_Work to be completed_:
Can you repeat the material below, changing every "Beitreten" to "Join" and leaving everything else as it is?

_Records for this task_:
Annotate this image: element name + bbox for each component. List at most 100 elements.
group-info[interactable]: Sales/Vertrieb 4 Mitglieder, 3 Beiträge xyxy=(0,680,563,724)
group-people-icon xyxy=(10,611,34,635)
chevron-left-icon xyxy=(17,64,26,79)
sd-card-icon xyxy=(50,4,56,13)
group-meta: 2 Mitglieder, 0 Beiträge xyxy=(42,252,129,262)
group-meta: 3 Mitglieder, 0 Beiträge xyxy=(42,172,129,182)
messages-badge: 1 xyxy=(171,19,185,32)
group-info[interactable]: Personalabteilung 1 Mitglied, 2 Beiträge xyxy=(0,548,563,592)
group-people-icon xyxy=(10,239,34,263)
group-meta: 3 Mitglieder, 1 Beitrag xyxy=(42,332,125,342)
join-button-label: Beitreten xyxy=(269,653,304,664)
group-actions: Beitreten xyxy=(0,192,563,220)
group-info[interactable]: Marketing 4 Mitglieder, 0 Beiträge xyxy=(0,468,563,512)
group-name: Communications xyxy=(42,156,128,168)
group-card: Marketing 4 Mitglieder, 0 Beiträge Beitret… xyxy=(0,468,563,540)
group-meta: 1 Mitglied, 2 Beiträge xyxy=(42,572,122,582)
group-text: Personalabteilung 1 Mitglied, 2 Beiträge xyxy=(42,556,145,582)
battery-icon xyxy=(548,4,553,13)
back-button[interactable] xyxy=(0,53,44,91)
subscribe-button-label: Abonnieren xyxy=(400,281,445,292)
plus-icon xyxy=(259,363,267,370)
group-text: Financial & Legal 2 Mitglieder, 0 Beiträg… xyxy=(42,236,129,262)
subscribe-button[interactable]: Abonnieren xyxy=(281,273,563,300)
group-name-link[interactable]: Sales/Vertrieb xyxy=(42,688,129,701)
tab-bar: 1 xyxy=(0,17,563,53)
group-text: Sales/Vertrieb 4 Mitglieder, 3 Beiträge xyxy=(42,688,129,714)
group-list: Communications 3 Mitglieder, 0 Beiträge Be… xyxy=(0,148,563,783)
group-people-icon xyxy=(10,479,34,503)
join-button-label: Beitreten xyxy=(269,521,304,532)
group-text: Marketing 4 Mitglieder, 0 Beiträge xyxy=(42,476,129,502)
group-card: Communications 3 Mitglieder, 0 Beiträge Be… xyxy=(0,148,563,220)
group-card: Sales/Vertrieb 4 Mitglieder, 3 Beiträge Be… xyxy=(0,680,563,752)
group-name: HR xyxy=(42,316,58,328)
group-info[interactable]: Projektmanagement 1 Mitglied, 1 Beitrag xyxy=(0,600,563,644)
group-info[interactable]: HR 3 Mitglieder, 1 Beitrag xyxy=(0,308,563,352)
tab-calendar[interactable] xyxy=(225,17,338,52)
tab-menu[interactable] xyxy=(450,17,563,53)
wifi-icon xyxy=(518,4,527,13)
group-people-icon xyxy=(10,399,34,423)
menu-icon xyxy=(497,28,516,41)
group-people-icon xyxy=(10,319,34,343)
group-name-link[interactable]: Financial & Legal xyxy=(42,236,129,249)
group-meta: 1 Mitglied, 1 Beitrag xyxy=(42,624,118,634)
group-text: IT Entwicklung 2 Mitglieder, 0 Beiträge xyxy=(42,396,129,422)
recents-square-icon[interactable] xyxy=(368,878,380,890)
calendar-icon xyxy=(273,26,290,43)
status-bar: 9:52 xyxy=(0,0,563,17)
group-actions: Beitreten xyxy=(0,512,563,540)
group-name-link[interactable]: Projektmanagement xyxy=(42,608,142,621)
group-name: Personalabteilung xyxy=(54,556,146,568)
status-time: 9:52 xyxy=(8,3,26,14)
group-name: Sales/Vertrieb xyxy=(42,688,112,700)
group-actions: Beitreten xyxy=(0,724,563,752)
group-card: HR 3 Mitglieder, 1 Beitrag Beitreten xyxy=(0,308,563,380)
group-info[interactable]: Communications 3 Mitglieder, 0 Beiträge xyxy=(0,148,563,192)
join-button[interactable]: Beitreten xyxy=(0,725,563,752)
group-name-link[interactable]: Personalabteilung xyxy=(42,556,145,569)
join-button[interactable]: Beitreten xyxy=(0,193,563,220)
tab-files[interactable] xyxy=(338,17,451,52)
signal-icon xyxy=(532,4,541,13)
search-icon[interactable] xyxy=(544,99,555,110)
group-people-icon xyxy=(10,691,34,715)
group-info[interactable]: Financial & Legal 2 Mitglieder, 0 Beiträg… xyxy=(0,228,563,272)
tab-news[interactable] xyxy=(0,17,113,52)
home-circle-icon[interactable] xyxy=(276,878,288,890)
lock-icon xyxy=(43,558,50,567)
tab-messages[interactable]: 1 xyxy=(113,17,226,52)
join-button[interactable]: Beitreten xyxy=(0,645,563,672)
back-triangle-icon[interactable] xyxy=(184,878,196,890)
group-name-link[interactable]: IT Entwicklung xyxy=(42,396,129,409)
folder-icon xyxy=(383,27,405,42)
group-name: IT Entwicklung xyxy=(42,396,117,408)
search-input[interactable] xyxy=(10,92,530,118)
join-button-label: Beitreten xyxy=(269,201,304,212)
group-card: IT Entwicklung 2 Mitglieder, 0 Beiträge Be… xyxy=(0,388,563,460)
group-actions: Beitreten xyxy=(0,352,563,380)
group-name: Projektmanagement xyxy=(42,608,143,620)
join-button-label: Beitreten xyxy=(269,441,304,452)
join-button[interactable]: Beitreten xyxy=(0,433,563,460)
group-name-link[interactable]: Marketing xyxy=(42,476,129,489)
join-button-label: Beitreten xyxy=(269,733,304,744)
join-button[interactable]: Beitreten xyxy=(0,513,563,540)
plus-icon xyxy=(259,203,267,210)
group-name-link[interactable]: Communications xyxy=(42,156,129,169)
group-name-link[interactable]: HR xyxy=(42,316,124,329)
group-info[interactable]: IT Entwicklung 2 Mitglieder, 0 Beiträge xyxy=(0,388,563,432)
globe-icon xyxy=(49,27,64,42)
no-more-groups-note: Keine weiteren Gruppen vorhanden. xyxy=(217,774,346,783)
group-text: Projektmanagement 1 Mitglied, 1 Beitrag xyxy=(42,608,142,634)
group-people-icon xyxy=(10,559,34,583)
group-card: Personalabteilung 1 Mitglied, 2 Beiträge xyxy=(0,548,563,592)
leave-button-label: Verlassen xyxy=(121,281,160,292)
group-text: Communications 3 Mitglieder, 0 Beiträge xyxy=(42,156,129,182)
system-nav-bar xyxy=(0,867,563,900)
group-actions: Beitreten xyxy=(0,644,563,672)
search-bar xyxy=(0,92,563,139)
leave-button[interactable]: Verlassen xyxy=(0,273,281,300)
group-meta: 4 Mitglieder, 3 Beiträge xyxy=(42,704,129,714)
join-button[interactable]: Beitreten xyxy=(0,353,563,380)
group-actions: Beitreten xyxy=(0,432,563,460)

_Answer to the exercise_:
Annotate this image: element name + bbox for each component. List at most 100 elements.
group-info[interactable]: Sales/Vertrieb 4 Mitglieder, 3 Beiträge xyxy=(0,680,563,724)
group-people-icon xyxy=(10,611,34,635)
chevron-left-icon xyxy=(17,64,26,79)
sd-card-icon xyxy=(50,4,56,13)
group-meta: 2 Mitglieder, 0 Beiträge xyxy=(42,252,129,262)
group-meta: 3 Mitglieder, 0 Beiträge xyxy=(42,172,129,182)
messages-badge: 1 xyxy=(171,19,185,32)
group-info[interactable]: Personalabteilung 1 Mitglied, 2 Beiträge xyxy=(0,548,563,592)
group-people-icon xyxy=(10,239,34,263)
group-meta: 3 Mitglieder, 1 Beitrag xyxy=(42,332,125,342)
join-button-label: Join xyxy=(269,653,304,664)
group-actions: Join xyxy=(0,192,563,220)
group-info[interactable]: Marketing 4 Mitglieder, 0 Beiträge xyxy=(0,468,563,512)
group-name: Communications xyxy=(42,156,128,168)
group-card: Marketing 4 Mitglieder, 0 Beiträge Beitret… xyxy=(0,468,563,540)
group-meta: 1 Mitglied, 2 Beiträge xyxy=(42,572,122,582)
group-text: Personalabteilung 1 Mitglied, 2 Beiträge xyxy=(42,556,145,582)
battery-icon xyxy=(548,4,553,13)
back-button[interactable] xyxy=(0,53,44,91)
subscribe-button-label: Abonnieren xyxy=(400,281,445,292)
plus-icon xyxy=(259,363,267,370)
group-text: Financial & Legal 2 Mitglieder, 0 Beiträg… xyxy=(42,236,129,262)
subscribe-button[interactable]: Abonnieren xyxy=(281,273,563,300)
group-name-link[interactable]: Sales/Vertrieb xyxy=(42,688,129,701)
tab-bar: 1 xyxy=(0,17,563,53)
group-text: Sales/Vertrieb 4 Mitglieder, 3 Beiträge xyxy=(42,688,129,714)
group-list: Communications 3 Mitglieder, 0 Beiträge Be… xyxy=(0,148,563,783)
group-people-icon xyxy=(10,479,34,503)
join-button-label: Join xyxy=(269,521,304,532)
group-text: Marketing 4 Mitglieder, 0 Beiträge xyxy=(42,476,129,502)
group-card: Communications 3 Mitglieder, 0 Beiträge Be… xyxy=(0,148,563,220)
group-card: Sales/Vertrieb 4 Mitglieder, 3 Beiträge Be… xyxy=(0,680,563,752)
group-name: HR xyxy=(42,316,58,328)
group-info[interactable]: Projektmanagement 1 Mitglied, 1 Beitrag xyxy=(0,600,563,644)
group-info[interactable]: HR 3 Mitglieder, 1 Beitrag xyxy=(0,308,563,352)
tab-calendar[interactable] xyxy=(225,17,338,52)
tab-menu[interactable] xyxy=(450,17,563,53)
wifi-icon xyxy=(518,4,527,13)
group-people-icon xyxy=(10,399,34,423)
menu-icon xyxy=(497,28,516,41)
group-people-icon xyxy=(10,319,34,343)
group-name-link[interactable]: Financial & Legal xyxy=(42,236,129,249)
group-meta: 1 Mitglied, 1 Beitrag xyxy=(42,624,118,634)
group-text: IT Entwicklung 2 Mitglieder, 0 Beiträge xyxy=(42,396,129,422)
recents-square-icon[interactable] xyxy=(368,878,380,890)
calendar-icon xyxy=(273,26,290,43)
status-bar: 9:52 xyxy=(0,0,563,17)
group-actions: Join xyxy=(0,512,563,540)
group-name-link[interactable]: Projektmanagement xyxy=(42,608,142,621)
group-name: Personalabteilung xyxy=(54,556,146,568)
status-time: 9:52 xyxy=(8,3,26,14)
group-name: Sales/Vertrieb xyxy=(42,688,112,700)
group-actions: Join xyxy=(0,724,563,752)
group-card: HR 3 Mitglieder, 1 Beitrag Join xyxy=(0,308,563,380)
group-info[interactable]: Communications 3 Mitglieder, 0 Beiträge xyxy=(0,148,563,192)
join-button[interactable]: Join xyxy=(0,725,563,752)
group-name-link[interactable]: Personalabteilung xyxy=(42,556,145,569)
join-button[interactable]: Join xyxy=(0,193,563,220)
tab-files[interactable] xyxy=(338,17,451,52)
signal-icon xyxy=(532,4,541,13)
search-icon[interactable] xyxy=(544,99,555,110)
group-people-icon xyxy=(10,691,34,715)
group-info[interactable]: Financial & Legal 2 Mitglieder, 0 Beiträg… xyxy=(0,228,563,272)
tab-news[interactable] xyxy=(0,17,113,52)
home-circle-icon[interactable] xyxy=(276,878,288,890)
lock-icon xyxy=(43,558,50,567)
tab-messages[interactable]: 1 xyxy=(113,17,226,52)
join-button[interactable]: Join xyxy=(0,645,563,672)
back-triangle-icon[interactable] xyxy=(184,878,196,890)
group-name-link[interactable]: IT Entwicklung xyxy=(42,396,129,409)
folder-icon xyxy=(383,27,405,42)
group-name: IT Entwicklung xyxy=(42,396,117,408)
search-input[interactable] xyxy=(10,92,530,118)
join-button-label: Join xyxy=(269,201,304,212)
group-card: IT Entwicklung 2 Mitglieder, 0 Beiträge Be… xyxy=(0,388,563,460)
group-actions: Join xyxy=(0,352,563,380)
group-name: Projektmanagement xyxy=(42,608,143,620)
join-button-label: Join xyxy=(269,441,304,452)
join-button[interactable]: Join xyxy=(0,433,563,460)
group-name-link[interactable]: Marketing xyxy=(42,476,129,489)
join-button-label: Join xyxy=(269,733,304,744)
join-button[interactable]: Join xyxy=(0,513,563,540)
plus-icon xyxy=(259,203,267,210)
group-name-link[interactable]: Communications xyxy=(42,156,129,169)
group-name-link[interactable]: HR xyxy=(42,316,124,329)
group-info[interactable]: IT Entwicklung 2 Mitglieder, 0 Beiträge xyxy=(0,388,563,432)
globe-icon xyxy=(49,27,64,42)
no-more-groups-note: Keine weiteren Gruppen vorhanden. xyxy=(217,774,346,783)
group-text: Projektmanagement 1 Mitglied, 1 Beitrag xyxy=(42,608,142,634)
group-people-icon xyxy=(10,559,34,583)
group-card: Personalabteilung 1 Mitglied, 2 Beiträge xyxy=(0,548,563,592)
leave-button-label: Verlassen xyxy=(121,281,160,292)
group-text: Communications 3 Mitglieder, 0 Beiträge xyxy=(42,156,129,182)
system-nav-bar xyxy=(0,867,563,900)
group-actions: Join xyxy=(0,644,563,672)
search-bar xyxy=(0,92,563,139)
leave-button[interactable]: Verlassen xyxy=(0,273,281,300)
group-meta: 4 Mitglieder, 3 Beiträge xyxy=(42,704,129,714)
join-button[interactable]: Join xyxy=(0,353,563,380)
group-actions: Join xyxy=(0,432,563,460)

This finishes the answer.